* [What is expected]
Your task is to filter the data below down to the lines holding "Decode".

[Items from a figure collection]
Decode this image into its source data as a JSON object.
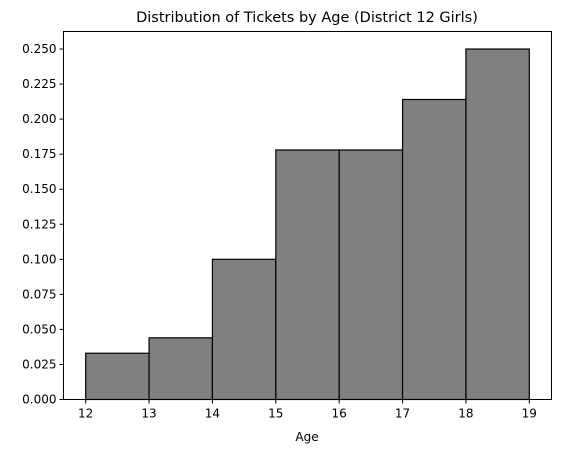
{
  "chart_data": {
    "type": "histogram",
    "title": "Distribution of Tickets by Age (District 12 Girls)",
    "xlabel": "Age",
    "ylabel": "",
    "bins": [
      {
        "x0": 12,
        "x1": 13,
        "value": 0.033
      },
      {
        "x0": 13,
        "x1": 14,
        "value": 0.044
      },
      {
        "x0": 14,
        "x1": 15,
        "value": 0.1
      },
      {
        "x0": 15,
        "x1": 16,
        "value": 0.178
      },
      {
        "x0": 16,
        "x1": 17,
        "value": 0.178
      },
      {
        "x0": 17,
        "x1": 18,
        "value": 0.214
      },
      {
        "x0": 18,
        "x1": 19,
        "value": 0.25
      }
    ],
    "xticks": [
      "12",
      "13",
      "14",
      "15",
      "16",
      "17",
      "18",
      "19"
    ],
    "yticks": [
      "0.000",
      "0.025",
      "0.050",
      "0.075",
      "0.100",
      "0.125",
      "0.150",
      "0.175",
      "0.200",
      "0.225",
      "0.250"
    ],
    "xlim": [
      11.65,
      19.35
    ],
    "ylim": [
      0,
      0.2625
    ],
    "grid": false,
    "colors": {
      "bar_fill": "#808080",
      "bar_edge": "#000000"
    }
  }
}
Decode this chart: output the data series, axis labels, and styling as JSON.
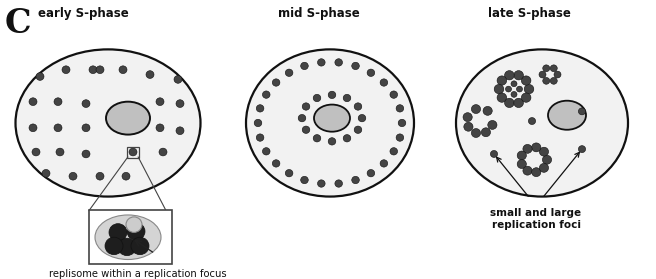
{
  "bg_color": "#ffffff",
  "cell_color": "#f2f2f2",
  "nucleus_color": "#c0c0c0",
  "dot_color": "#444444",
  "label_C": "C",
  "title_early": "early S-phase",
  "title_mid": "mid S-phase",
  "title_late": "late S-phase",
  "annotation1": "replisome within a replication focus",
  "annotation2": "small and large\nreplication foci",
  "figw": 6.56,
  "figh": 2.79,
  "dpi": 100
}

* [Response]
Decode this image into its source data as a JSON object.
Decode this chart: output the data series, axis labels, and styling as JSON.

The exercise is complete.